→ **SHORT PROBLEM**:
Below are records; count the lines that contain "tRNA" and give only the total.

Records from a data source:

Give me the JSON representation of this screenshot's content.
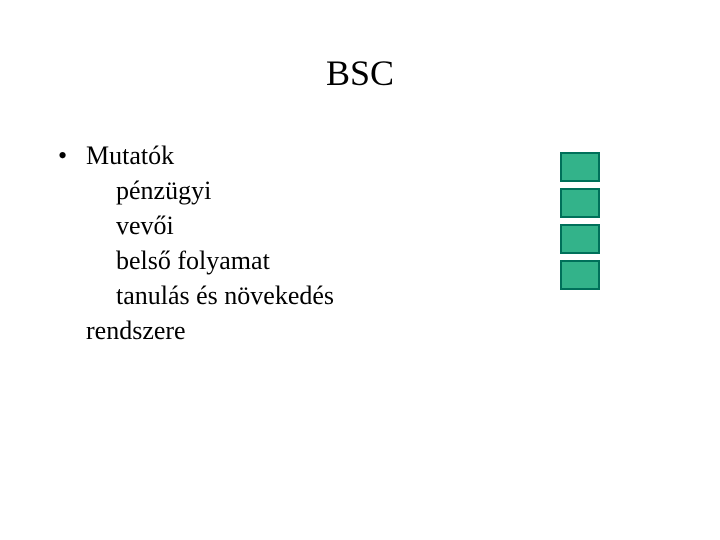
{
  "title": "BSC",
  "bullet": {
    "header": "Mutatók",
    "subitems": [
      "pénzügyi",
      "vevői",
      "belső folyamat",
      "tanulás és növekedés"
    ],
    "closer": "rendszere"
  },
  "boxes": {
    "count": 4,
    "fill": "#33b38a",
    "border": "#00705a",
    "border_width": 2,
    "width": 40,
    "height": 30,
    "gap": 6
  },
  "colors": {
    "background": "#ffffff",
    "text": "#000000"
  },
  "fonts": {
    "title_size": 36,
    "body_size": 26,
    "family": "Times New Roman"
  }
}
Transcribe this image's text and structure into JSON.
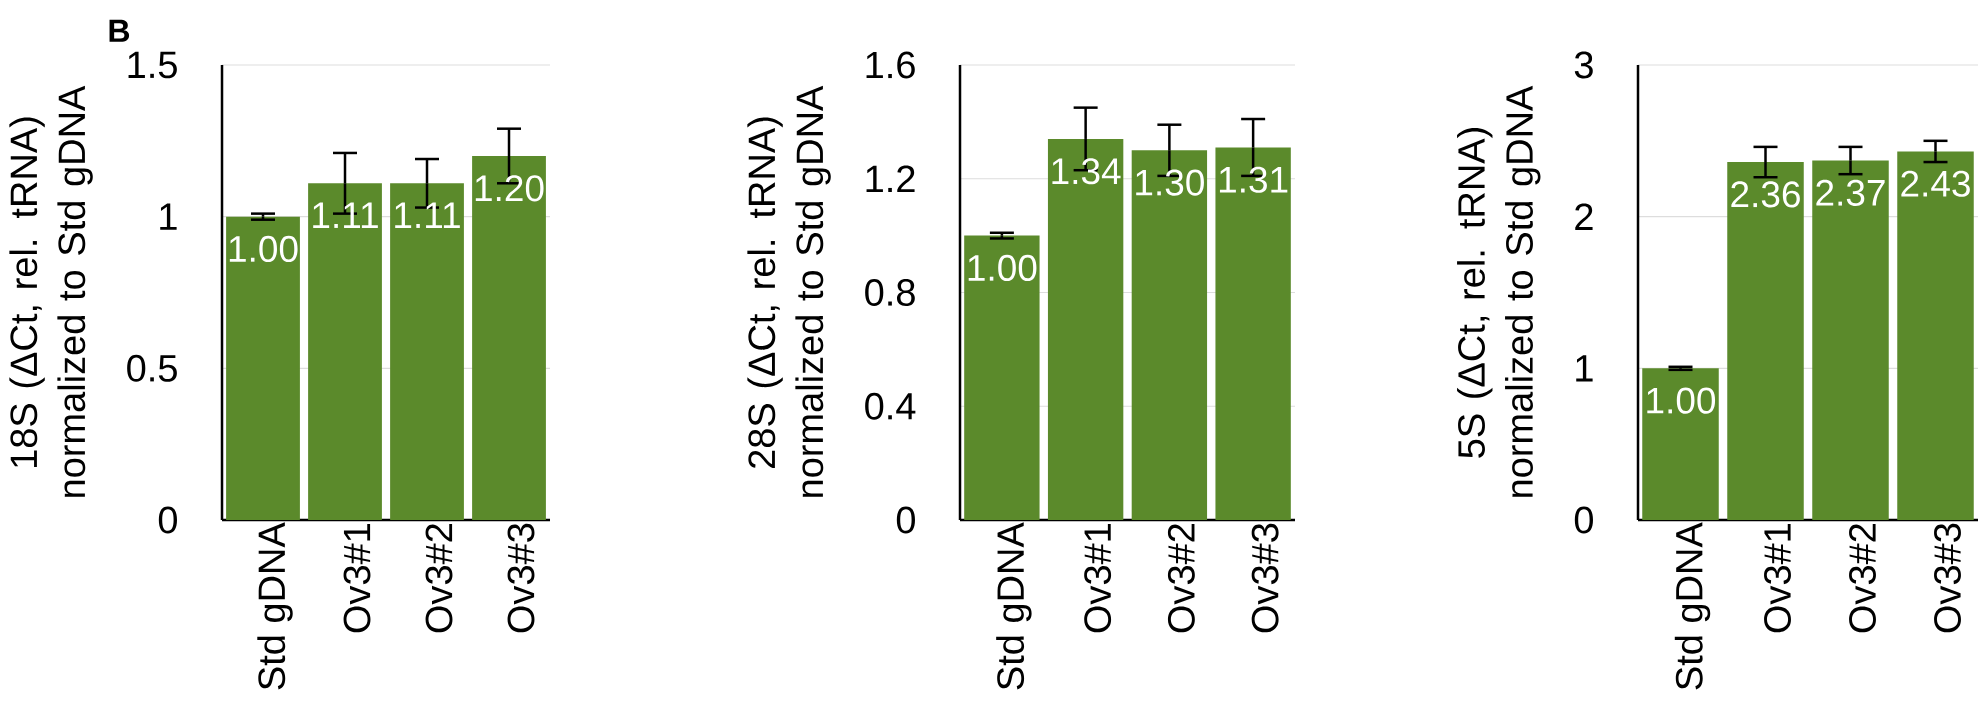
{
  "chart_data": [
    {
      "type": "bar",
      "categories": [
        "Std gDNA",
        "Ov3#1",
        "Ov3#2",
        "Ov3#3"
      ],
      "values": [
        1.0,
        1.11,
        1.11,
        1.2
      ],
      "errors": [
        0.01,
        0.1,
        0.08,
        0.09
      ],
      "value_labels": [
        "1.00",
        "1.11",
        "1.11",
        "1.20"
      ],
      "color": "#5b8a2b",
      "ylabel": "18S (ΔCt, rel. tRNA) normalized to Std gDNA",
      "ylim": [
        0,
        1.5
      ],
      "yticks": [
        0,
        0.5,
        1,
        1.5
      ],
      "grid": "y",
      "annotations": [
        "B"
      ]
    },
    {
      "type": "bar",
      "categories": [
        "Std gDNA",
        "Ov3#1",
        "Ov3#2",
        "Ov3#3"
      ],
      "values": [
        1.0,
        1.34,
        1.3,
        1.31
      ],
      "errors": [
        0.01,
        0.11,
        0.09,
        0.1
      ],
      "value_labels": [
        "1.00",
        "1.34",
        "1.30",
        "1.31"
      ],
      "color": "#5b8a2b",
      "ylabel": "28S (ΔCt, rel. tRNA) normalized to Std gDNA",
      "ylim": [
        0,
        1.6
      ],
      "yticks": [
        0,
        0.4,
        0.8,
        1.2,
        1.6
      ],
      "grid": "y"
    },
    {
      "type": "bar",
      "categories": [
        "Std gDNA",
        "Ov3#1",
        "Ov3#2",
        "Ov3#3"
      ],
      "values": [
        1.0,
        2.36,
        2.37,
        2.43
      ],
      "errors": [
        0.01,
        0.1,
        0.09,
        0.07
      ],
      "value_labels": [
        "1.00",
        "2.36",
        "2.37",
        "2.43"
      ],
      "color": "#5b8a2b",
      "ylabel": "5S (ΔCt, rel. tRNA) normalized to Std gDNA",
      "ylim": [
        0,
        3
      ],
      "yticks": [
        0,
        1,
        2,
        3
      ],
      "grid": "y"
    }
  ]
}
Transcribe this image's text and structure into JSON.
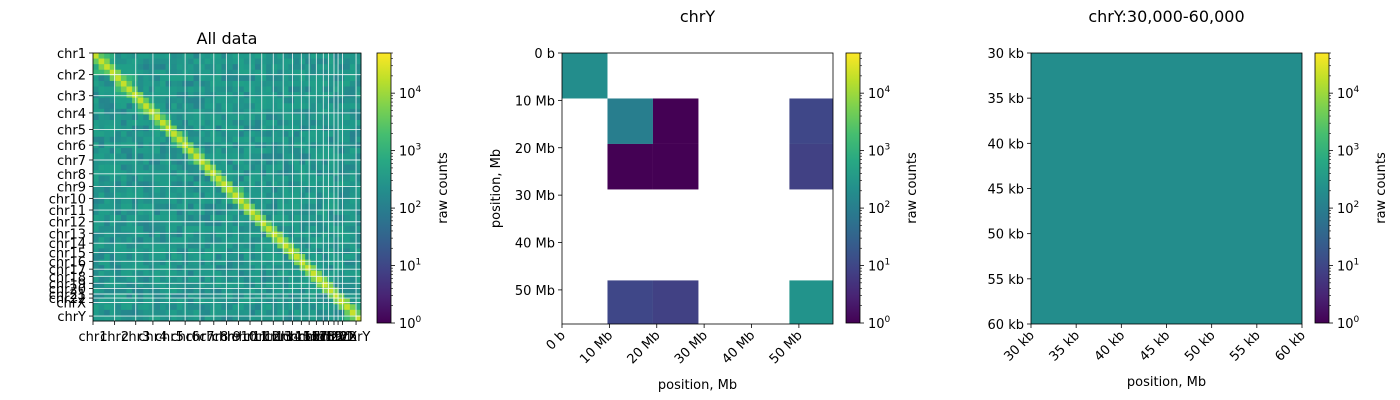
{
  "chart_data": [
    {
      "type": "heatmap",
      "title": "All data",
      "xlabel": "",
      "ylabel": "",
      "y_tick_labels": [
        "chr1",
        "chr2",
        "chr3",
        "chr4",
        "chr5",
        "chr6",
        "chr7",
        "chr8",
        "chr9",
        "chr10",
        "chr11",
        "chr12",
        "chr13",
        "chr14",
        "chr15",
        "chr16",
        "chr17",
        "chr18",
        "chr19",
        "chr20",
        "chr21",
        "chr22",
        "chrX",
        "chrY"
      ],
      "x_tick_labels": [
        "chr1",
        "chr2",
        "chr3",
        "chr4",
        "chr5",
        "chr6",
        "chr7",
        "chr8",
        "chr9",
        "chr10",
        "chr11",
        "chr12",
        "chr13",
        "chr14",
        "chr15",
        "chr16",
        "chr17",
        "chr18",
        "chr19",
        "chr20",
        "chr21",
        "chr22",
        "chrX",
        "chrY"
      ],
      "chromosome_sizes_mb": [
        249,
        243,
        198,
        190,
        181,
        171,
        159,
        145,
        138,
        134,
        135,
        133,
        114,
        107,
        102,
        90,
        83,
        80,
        59,
        64,
        47,
        51,
        156,
        57
      ],
      "colorbar_label": "raw counts",
      "colorbar_scale": "log",
      "colorbar_range": [
        1,
        50000
      ],
      "colorbar_tick_labels": [
        "10^0",
        "10^1",
        "10^2",
        "10^3",
        "10^4"
      ]
    },
    {
      "type": "heatmap",
      "title": "chrY",
      "xlabel": "position, Mb",
      "ylabel": "position, Mb",
      "x_tick_labels": [
        "0 b",
        "10 Mb",
        "20 Mb",
        "30 Mb",
        "40 Mb",
        "50 Mb"
      ],
      "y_tick_labels": [
        "0 b",
        "10 Mb",
        "20 Mb",
        "30 Mb",
        "40 Mb",
        "50 Mb"
      ],
      "bin_size_mb": 9.6,
      "bins": 6,
      "matrix": [
        [
          200,
          null,
          null,
          null,
          null,
          null
        ],
        [
          null,
          100,
          1,
          null,
          null,
          10
        ],
        [
          null,
          1,
          1,
          null,
          null,
          8
        ],
        [
          null,
          null,
          null,
          null,
          null,
          null
        ],
        [
          null,
          null,
          null,
          null,
          null,
          null
        ],
        [
          null,
          10,
          8,
          null,
          null,
          250
        ]
      ],
      "colorbar_label": "raw counts",
      "colorbar_scale": "log",
      "colorbar_range": [
        1,
        50000
      ],
      "colorbar_tick_labels": [
        "10^0",
        "10^1",
        "10^2",
        "10^3",
        "10^4"
      ]
    },
    {
      "type": "heatmap",
      "title": "chrY:30,000-60,000",
      "xlabel": "position, Mb",
      "ylabel": "",
      "x_tick_labels": [
        "30 kb",
        "35 kb",
        "40 kb",
        "45 kb",
        "50 kb",
        "55 kb",
        "60 kb"
      ],
      "y_tick_labels": [
        "30 kb",
        "35 kb",
        "40 kb",
        "45 kb",
        "50 kb",
        "55 kb",
        "60 kb"
      ],
      "matrix": [
        [
          200
        ]
      ],
      "colorbar_label": "raw counts",
      "colorbar_scale": "log",
      "colorbar_range": [
        1,
        50000
      ],
      "colorbar_tick_labels": [
        "10^0",
        "10^1",
        "10^2",
        "10^3",
        "10^4"
      ]
    }
  ]
}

→ **COMPLETE ANSWER**:
3